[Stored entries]

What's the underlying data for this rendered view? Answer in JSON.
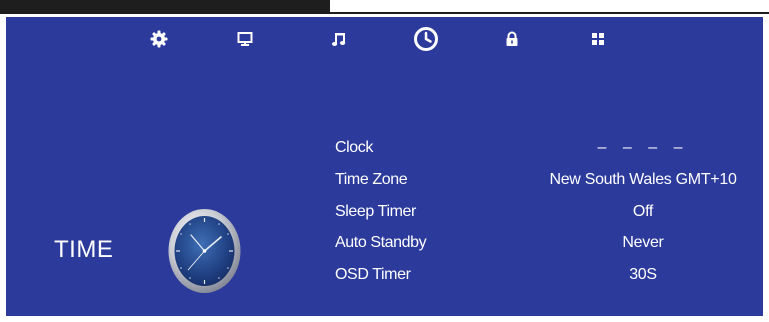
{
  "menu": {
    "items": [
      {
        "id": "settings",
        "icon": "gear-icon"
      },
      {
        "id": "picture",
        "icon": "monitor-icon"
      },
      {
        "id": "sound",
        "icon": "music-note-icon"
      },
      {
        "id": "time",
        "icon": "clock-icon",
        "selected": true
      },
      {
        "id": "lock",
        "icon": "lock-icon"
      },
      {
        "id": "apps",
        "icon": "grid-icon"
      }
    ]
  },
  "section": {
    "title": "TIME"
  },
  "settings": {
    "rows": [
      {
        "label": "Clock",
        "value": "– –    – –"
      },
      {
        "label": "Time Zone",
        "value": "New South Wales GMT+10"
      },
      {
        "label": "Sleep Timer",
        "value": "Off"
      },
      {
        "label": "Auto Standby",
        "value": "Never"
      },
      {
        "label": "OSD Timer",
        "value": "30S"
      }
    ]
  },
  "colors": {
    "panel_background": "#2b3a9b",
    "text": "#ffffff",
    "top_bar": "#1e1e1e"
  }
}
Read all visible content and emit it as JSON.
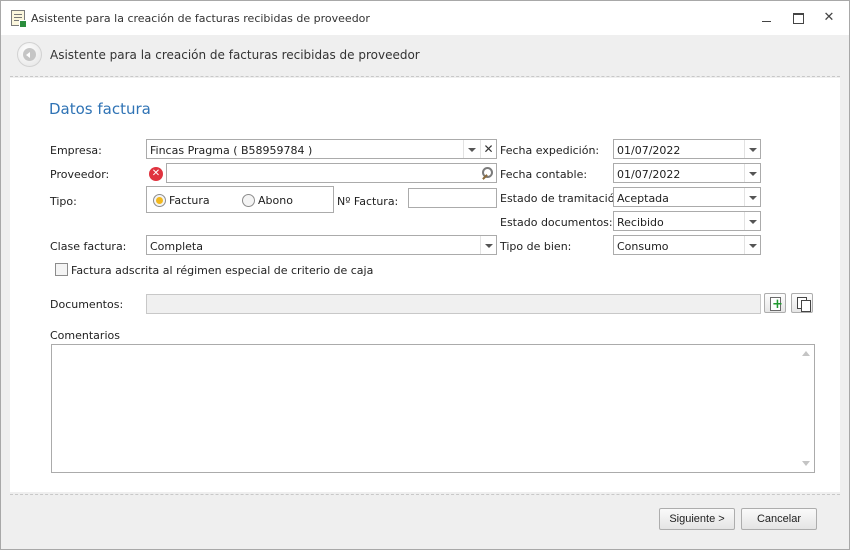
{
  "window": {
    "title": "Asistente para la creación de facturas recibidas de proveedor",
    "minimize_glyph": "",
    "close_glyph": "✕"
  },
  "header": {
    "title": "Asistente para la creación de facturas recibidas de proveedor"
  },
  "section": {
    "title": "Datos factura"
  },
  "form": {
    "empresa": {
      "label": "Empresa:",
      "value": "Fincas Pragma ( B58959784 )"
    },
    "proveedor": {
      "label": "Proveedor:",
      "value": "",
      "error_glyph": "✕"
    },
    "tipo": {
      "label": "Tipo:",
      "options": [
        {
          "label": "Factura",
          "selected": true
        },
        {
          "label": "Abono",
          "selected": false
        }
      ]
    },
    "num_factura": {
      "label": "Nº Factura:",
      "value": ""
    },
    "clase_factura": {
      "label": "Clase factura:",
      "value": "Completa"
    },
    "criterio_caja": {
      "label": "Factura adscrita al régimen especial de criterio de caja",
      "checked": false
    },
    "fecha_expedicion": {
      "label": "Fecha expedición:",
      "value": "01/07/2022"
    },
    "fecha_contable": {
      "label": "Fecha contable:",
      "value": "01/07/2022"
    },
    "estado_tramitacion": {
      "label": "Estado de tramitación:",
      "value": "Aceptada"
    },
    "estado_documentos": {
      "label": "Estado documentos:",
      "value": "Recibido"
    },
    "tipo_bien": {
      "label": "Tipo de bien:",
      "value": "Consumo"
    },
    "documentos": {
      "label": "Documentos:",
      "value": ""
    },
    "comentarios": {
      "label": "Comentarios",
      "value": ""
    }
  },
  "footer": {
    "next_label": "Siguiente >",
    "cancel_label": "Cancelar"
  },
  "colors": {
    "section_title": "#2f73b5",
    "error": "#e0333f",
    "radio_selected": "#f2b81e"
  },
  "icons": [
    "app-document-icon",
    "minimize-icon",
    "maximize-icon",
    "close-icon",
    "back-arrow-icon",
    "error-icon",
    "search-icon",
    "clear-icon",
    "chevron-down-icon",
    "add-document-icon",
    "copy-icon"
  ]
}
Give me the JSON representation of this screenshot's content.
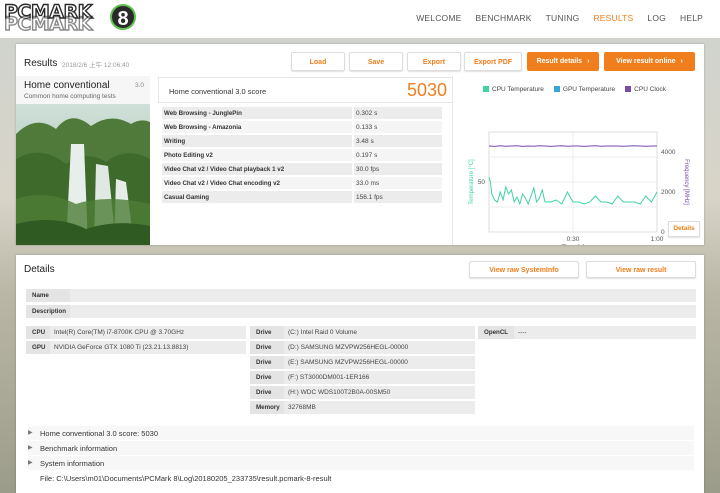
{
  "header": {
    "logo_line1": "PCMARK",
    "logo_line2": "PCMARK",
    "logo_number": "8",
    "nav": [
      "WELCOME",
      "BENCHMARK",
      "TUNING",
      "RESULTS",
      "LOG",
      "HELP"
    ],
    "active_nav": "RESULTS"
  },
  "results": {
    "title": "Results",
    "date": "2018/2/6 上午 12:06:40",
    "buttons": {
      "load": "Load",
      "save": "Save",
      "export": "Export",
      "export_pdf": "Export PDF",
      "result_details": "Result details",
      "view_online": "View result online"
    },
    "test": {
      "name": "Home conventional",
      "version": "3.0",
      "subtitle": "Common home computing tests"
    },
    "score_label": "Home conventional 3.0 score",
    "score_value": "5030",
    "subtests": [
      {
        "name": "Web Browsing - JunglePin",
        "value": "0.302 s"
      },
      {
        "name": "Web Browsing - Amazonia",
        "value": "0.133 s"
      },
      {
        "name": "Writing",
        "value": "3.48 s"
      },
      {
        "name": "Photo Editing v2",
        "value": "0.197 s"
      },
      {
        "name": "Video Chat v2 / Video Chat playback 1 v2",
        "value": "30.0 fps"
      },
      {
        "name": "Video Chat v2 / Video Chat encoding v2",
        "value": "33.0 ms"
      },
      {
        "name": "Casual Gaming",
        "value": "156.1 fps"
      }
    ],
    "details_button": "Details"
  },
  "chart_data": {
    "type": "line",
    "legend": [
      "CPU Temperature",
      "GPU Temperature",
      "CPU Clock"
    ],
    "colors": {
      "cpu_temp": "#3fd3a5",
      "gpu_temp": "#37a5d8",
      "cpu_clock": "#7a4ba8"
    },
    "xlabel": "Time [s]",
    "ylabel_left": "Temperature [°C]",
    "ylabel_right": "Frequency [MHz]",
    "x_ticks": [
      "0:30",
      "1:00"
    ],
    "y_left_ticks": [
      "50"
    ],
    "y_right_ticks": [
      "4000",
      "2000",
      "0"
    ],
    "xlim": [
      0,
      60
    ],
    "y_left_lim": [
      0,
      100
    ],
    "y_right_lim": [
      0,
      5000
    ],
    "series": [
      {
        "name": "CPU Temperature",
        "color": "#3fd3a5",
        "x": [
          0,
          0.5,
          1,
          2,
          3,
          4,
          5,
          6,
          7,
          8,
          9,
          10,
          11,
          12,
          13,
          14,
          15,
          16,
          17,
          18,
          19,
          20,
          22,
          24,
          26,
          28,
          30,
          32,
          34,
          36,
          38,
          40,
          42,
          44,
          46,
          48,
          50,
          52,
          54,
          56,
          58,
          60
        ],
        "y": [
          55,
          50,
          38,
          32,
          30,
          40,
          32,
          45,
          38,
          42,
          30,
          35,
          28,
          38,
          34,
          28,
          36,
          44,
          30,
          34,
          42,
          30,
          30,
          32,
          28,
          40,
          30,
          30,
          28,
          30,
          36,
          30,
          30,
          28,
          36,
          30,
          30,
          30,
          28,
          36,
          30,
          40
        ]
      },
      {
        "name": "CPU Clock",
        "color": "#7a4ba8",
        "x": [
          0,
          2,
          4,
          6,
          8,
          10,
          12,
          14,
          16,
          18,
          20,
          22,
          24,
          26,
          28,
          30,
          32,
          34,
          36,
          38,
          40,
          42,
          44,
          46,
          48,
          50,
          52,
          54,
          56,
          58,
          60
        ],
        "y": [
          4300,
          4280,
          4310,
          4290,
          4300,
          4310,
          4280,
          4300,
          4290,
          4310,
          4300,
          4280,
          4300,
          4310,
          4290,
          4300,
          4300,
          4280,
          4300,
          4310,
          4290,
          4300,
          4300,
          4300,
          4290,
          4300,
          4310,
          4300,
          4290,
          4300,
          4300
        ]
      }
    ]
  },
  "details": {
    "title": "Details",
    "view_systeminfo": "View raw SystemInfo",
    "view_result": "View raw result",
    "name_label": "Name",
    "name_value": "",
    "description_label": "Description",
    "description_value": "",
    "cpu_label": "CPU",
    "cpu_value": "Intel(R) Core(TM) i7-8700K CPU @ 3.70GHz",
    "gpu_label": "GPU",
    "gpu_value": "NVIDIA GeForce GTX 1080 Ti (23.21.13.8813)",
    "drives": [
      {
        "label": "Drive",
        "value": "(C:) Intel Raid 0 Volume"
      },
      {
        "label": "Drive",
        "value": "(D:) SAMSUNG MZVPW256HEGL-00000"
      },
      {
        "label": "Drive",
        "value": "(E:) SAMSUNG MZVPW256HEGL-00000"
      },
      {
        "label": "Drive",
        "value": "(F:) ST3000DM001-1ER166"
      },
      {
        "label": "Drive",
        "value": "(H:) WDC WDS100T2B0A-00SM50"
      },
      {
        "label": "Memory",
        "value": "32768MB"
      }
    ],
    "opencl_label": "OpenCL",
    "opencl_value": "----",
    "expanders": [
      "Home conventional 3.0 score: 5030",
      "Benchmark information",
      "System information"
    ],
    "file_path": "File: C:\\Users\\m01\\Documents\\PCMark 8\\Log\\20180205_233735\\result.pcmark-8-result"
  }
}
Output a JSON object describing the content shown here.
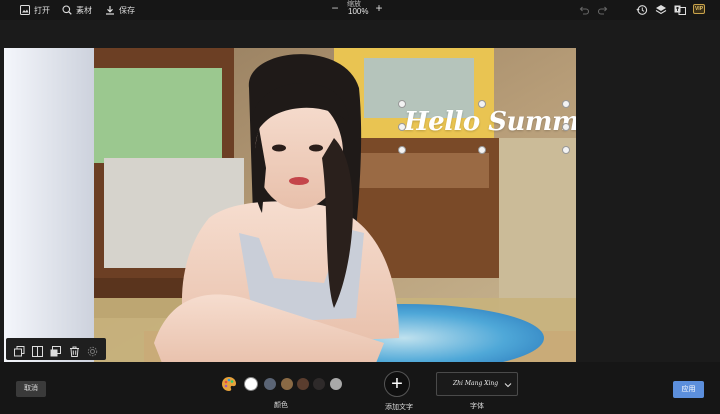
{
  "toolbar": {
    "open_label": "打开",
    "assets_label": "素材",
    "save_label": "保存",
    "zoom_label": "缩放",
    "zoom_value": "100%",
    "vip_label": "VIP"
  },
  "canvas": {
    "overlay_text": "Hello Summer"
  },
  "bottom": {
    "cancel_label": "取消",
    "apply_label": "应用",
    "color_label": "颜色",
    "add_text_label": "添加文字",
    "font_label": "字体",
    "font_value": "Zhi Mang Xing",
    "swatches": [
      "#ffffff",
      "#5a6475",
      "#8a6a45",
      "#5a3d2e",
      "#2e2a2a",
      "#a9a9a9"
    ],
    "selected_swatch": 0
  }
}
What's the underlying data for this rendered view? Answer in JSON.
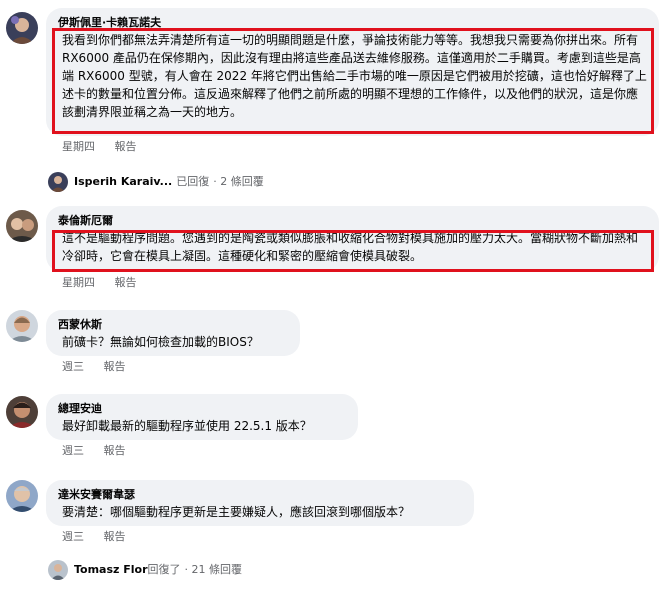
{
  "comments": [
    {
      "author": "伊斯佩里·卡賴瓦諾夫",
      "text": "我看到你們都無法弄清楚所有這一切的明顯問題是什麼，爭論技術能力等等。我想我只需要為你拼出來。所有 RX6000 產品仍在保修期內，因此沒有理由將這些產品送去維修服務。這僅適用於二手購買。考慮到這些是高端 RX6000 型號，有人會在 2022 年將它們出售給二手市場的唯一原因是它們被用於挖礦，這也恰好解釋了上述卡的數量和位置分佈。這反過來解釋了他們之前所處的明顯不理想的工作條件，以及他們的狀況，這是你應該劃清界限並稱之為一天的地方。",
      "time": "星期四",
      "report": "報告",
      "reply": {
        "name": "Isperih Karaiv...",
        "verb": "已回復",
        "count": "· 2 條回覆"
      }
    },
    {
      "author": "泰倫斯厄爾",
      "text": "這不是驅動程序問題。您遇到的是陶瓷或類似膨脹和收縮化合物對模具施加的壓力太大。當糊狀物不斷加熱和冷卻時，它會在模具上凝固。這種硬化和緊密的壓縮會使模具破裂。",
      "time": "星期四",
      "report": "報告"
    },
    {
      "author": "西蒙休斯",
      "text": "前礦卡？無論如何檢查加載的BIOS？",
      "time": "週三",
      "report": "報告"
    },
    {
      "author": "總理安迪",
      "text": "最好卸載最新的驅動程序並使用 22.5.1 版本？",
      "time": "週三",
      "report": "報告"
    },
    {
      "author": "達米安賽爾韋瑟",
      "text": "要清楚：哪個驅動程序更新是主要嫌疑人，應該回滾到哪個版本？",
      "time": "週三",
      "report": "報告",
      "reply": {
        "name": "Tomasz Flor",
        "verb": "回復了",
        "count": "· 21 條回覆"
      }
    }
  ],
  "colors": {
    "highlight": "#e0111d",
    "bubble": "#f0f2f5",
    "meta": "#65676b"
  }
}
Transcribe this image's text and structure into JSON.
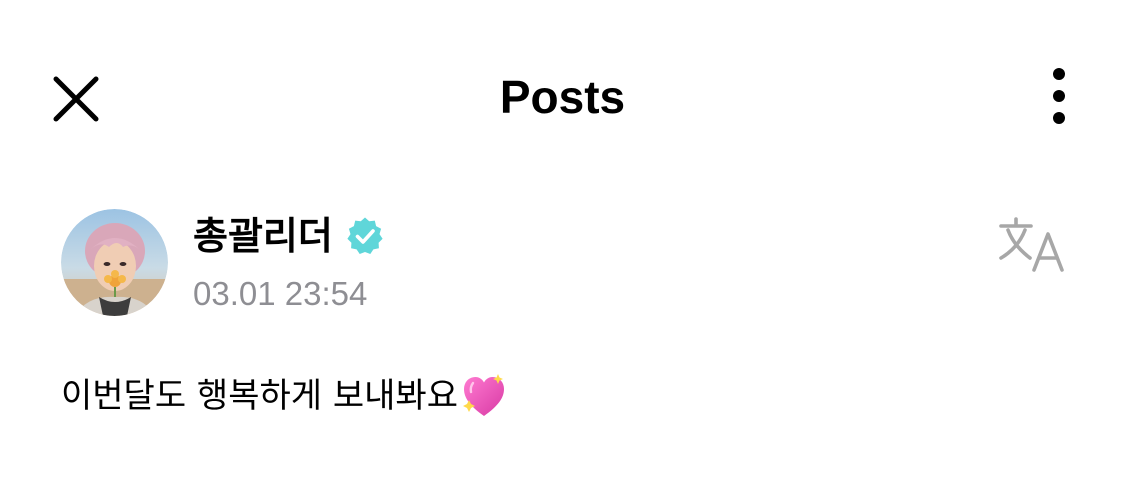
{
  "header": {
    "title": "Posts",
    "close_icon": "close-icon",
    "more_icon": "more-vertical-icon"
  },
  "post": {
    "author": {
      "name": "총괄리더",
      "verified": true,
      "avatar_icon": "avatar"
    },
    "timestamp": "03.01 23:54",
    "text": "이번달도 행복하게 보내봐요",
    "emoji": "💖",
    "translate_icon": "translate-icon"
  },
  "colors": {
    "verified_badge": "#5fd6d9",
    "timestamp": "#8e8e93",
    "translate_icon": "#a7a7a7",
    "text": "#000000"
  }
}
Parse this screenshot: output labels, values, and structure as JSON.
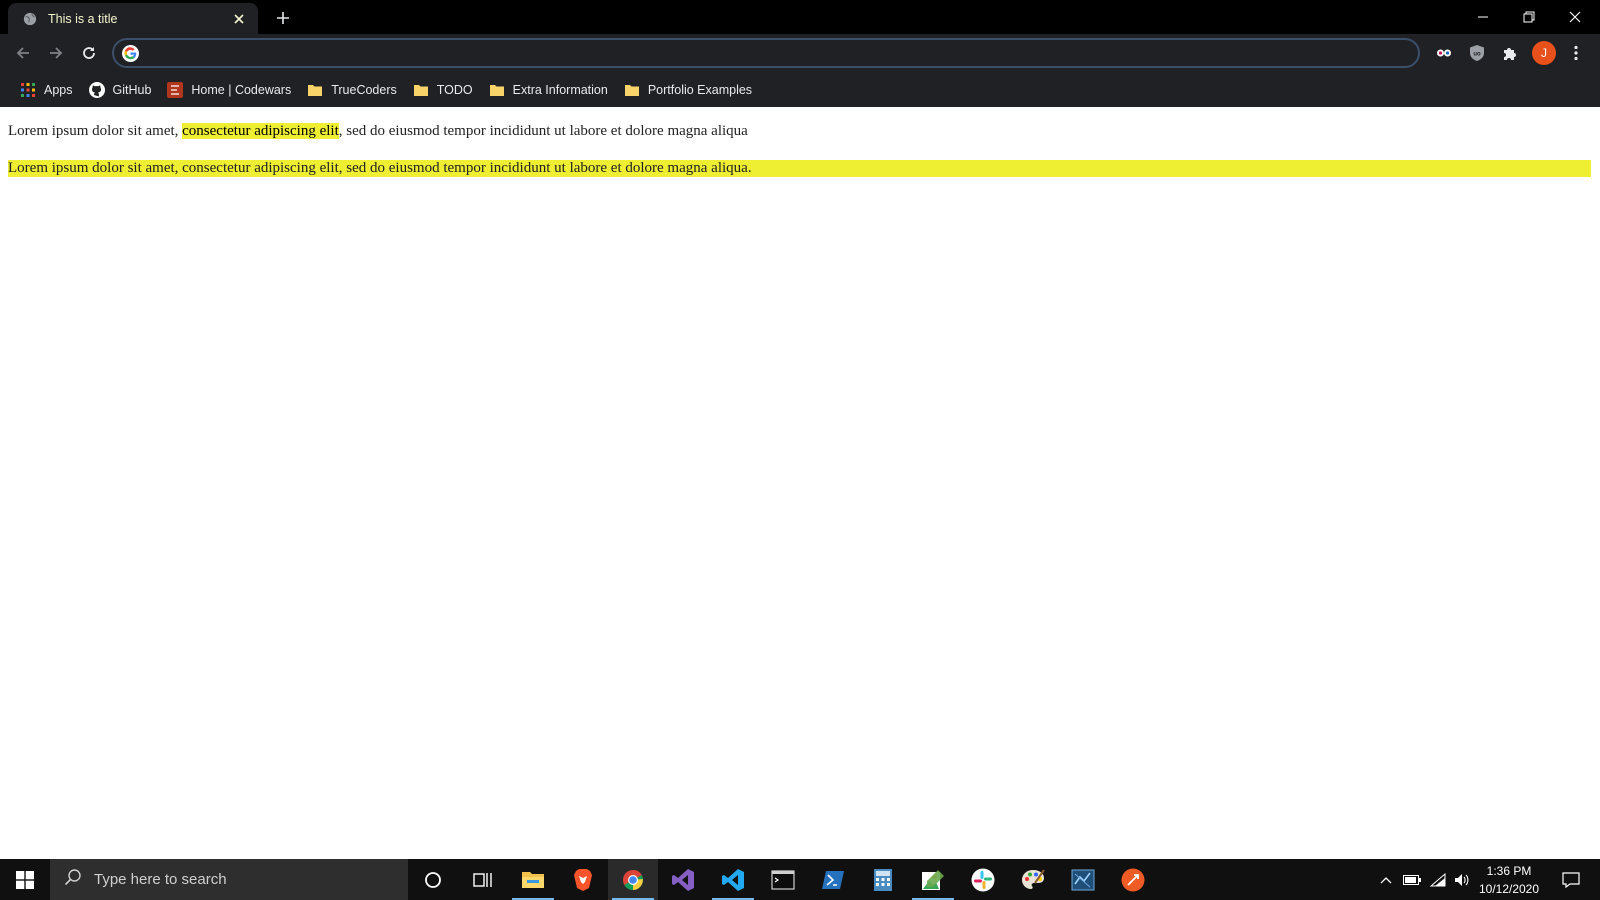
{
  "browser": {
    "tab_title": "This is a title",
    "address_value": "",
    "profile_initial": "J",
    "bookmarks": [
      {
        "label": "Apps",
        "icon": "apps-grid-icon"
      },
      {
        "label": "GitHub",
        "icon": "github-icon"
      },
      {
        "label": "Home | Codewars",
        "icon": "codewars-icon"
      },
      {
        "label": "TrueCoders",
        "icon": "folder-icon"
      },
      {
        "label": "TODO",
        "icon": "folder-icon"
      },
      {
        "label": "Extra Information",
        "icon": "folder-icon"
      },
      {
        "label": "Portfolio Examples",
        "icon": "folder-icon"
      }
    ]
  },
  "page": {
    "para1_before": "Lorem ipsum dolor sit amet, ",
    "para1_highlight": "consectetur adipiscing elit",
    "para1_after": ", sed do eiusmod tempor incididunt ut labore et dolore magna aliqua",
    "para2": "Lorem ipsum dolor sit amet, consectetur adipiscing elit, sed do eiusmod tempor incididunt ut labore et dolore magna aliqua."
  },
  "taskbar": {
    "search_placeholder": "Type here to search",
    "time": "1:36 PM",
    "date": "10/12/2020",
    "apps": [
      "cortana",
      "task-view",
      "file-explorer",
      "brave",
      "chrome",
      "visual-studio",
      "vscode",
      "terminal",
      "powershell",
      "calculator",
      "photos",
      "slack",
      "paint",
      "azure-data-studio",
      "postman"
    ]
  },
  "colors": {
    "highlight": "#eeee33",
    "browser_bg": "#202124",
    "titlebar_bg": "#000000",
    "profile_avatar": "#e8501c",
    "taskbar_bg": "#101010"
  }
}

YOUR GOAL: Copy each line of the preceding data that contains the string "facturas".

ANSWER TO THE TASK:
    "title": "Asistente para la creación de facturas recibidas de proveedor",
    "title": "Asistente para la creación de facturas recibidas de proveedor"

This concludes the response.